> Collection entries
◆ ◆ ◆ ◆ ◆

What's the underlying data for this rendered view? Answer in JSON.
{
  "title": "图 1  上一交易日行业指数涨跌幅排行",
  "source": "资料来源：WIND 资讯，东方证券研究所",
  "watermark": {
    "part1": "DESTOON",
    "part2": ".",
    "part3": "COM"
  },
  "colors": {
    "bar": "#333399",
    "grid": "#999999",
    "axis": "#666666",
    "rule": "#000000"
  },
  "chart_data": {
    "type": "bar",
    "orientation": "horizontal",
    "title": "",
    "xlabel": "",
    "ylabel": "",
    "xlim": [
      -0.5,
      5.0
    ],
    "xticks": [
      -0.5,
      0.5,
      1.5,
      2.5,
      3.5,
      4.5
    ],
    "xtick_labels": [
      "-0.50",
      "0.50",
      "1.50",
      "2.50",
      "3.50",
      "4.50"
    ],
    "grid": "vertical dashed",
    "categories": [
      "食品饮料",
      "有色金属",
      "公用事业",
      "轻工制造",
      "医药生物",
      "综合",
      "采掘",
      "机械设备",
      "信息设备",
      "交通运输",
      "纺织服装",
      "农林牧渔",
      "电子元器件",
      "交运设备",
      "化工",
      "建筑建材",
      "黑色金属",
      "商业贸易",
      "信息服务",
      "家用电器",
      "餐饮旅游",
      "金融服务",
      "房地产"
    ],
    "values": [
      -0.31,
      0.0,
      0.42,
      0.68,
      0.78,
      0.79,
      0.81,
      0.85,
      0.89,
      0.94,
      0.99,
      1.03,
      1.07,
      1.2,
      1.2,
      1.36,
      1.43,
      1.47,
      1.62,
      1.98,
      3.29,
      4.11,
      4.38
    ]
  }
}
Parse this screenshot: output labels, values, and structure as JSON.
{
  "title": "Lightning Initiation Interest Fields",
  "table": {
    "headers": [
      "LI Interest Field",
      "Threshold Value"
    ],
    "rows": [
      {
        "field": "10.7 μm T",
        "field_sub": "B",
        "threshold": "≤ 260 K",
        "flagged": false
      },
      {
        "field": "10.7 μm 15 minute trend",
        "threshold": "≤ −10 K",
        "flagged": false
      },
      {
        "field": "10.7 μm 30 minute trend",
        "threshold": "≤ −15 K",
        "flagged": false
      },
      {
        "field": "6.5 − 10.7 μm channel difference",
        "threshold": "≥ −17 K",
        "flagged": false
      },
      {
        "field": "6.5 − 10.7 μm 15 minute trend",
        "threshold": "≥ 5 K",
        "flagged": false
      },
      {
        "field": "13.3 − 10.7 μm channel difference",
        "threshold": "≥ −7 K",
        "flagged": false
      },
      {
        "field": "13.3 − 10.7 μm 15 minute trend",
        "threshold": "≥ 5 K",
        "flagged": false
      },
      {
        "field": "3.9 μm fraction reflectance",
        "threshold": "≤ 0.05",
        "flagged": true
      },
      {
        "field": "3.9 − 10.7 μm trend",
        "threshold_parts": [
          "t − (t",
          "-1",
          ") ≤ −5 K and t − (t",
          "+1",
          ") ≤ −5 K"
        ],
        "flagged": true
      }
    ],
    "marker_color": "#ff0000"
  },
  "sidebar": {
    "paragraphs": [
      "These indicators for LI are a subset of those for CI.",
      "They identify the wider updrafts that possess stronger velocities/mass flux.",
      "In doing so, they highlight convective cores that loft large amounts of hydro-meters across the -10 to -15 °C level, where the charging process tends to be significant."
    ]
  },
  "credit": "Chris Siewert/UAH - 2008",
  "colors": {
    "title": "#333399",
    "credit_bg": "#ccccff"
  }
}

◆ ◆ ◆ ◆ ◆

> Goal
Select all lines with the word "that" from the entries above.

> Written response
      "They identify the wider updrafts that possess stronger velocities/mass flux.",
      "In doing so, they highlight convective cores that loft large amounts of hydro-meters across the -10 to -15 °C level, where the charging process tends to be significant."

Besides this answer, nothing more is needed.